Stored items
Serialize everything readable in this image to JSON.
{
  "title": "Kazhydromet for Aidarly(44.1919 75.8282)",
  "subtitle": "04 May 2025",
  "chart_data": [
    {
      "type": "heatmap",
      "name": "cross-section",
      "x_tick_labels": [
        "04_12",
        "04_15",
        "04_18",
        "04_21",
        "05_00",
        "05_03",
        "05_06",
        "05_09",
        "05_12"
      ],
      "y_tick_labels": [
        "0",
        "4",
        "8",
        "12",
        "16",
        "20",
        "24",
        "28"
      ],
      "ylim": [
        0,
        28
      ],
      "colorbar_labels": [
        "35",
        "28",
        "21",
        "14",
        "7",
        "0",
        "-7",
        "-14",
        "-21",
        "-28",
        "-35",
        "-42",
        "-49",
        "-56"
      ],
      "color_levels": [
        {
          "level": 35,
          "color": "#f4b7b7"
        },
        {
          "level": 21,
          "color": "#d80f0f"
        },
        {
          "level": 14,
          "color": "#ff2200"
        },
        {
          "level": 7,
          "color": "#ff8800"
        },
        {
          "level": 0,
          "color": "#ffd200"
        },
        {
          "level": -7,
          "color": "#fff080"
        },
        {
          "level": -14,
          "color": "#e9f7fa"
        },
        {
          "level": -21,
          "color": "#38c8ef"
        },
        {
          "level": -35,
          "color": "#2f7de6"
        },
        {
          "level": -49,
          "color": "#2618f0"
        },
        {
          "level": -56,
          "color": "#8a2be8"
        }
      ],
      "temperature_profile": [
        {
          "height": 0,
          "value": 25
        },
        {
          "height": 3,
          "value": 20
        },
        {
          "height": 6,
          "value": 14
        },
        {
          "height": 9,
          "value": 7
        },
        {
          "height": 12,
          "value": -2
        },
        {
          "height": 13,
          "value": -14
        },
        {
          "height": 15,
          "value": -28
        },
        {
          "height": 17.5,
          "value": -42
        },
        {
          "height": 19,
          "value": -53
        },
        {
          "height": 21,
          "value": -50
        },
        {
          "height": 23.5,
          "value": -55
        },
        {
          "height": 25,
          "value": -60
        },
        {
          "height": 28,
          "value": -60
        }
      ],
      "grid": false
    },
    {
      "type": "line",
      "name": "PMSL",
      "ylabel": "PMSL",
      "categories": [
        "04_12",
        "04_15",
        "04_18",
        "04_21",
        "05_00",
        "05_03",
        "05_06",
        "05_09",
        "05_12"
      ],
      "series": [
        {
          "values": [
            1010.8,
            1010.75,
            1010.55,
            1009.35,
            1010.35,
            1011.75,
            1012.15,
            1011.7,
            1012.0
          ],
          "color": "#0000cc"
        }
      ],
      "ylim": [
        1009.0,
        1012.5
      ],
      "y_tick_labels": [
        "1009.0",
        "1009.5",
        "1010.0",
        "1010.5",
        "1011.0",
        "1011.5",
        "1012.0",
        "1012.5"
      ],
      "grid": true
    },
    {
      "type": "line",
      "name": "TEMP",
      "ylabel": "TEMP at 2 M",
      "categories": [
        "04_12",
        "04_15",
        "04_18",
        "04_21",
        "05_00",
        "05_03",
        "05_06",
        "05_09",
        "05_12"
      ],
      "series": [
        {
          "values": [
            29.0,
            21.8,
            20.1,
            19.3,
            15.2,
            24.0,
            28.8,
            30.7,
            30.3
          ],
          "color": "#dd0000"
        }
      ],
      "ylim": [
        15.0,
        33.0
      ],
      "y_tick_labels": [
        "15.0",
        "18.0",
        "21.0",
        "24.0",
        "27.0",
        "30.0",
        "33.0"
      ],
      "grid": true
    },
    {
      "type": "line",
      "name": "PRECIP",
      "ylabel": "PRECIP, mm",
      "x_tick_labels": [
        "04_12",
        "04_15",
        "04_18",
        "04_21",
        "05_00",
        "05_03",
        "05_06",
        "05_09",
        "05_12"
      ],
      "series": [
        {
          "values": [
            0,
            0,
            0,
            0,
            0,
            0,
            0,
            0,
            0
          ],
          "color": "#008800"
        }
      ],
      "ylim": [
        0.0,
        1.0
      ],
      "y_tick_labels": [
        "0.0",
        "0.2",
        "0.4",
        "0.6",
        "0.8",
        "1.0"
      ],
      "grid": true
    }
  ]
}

◆ OBJECTIVE: From the entries above, extract each line containing "name".

◆ TASK SOLUTION:
      "name": "cross-section",
      "name": "PMSL",
      "name": "TEMP",
      "name": "PRECIP",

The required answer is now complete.